YOUR TASK
Write out the material exactly, leaving every picture behind.

EXTRACTED MATERIAL
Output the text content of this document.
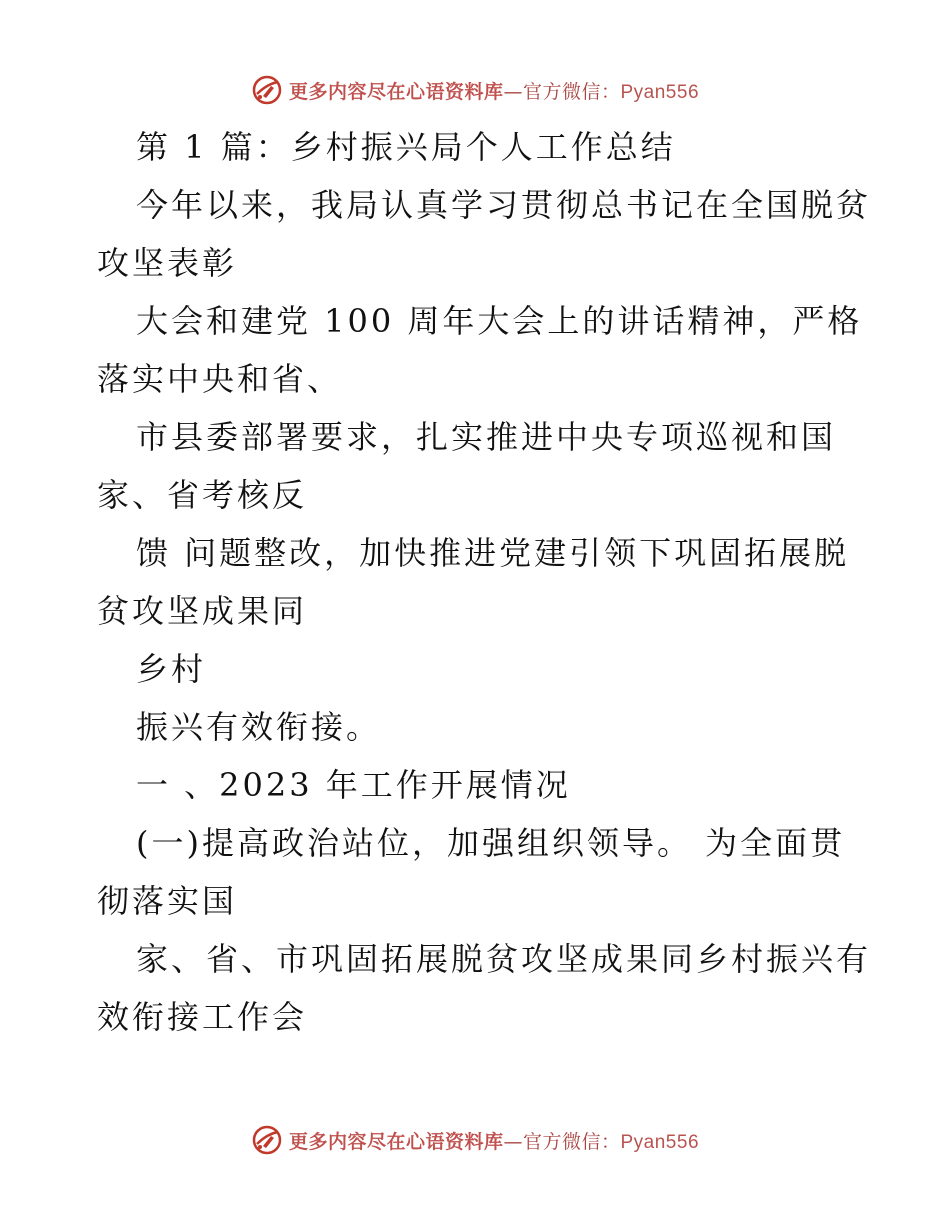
更多内容尽在心语资料库—官方微信：Pyan556
第 1 篇：乡村振兴局个人工作总结
今年以来，我局认真学习贯彻总书记在全国脱贫
攻坚表彰
大会和建党 100 周年大会上的讲话精神，严格
落实中央和省、
市县委部署要求，扎实推进中央专项巡视和国
家、省考核反
馈 问题整改，加快推进党建引领下巩固拓展脱
贫攻坚成果同
乡村
振兴有效衔接。
一 、2023 年工作开展情况
(一)提高政治站位，加强组织领导。 为全面贯
彻落实国
家、省、市巩固拓展脱贫攻坚成果同乡村振兴有
效衔接工作会
更多内容尽在心语资料库—官方微信：Pyan556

OUTPUT FOR THIS EXERCISE
Output the text content of this document.
更多内容尽在心语资料库—官方微信：Pyan556
第 1 篇：乡村振兴局个人工作总结
今年以来，我局认真学习贯彻总书记在全国脱贫
攻坚表彰
大会和建党 100 周年大会上的讲话精神，严格
落实中央和省、
市县委部署要求，扎实推进中央专项巡视和国
家、省考核反
馈 问题整改，加快推进党建引领下巩固拓展脱
贫攻坚成果同
乡村
振兴有效衔接。
一 、2023 年工作开展情况
(一)提高政治站位，加强组织领导。 为全面贯
彻落实国
家、省、市巩固拓展脱贫攻坚成果同乡村振兴有
效衔接工作会
更多内容尽在心语资料库—官方微信：Pyan556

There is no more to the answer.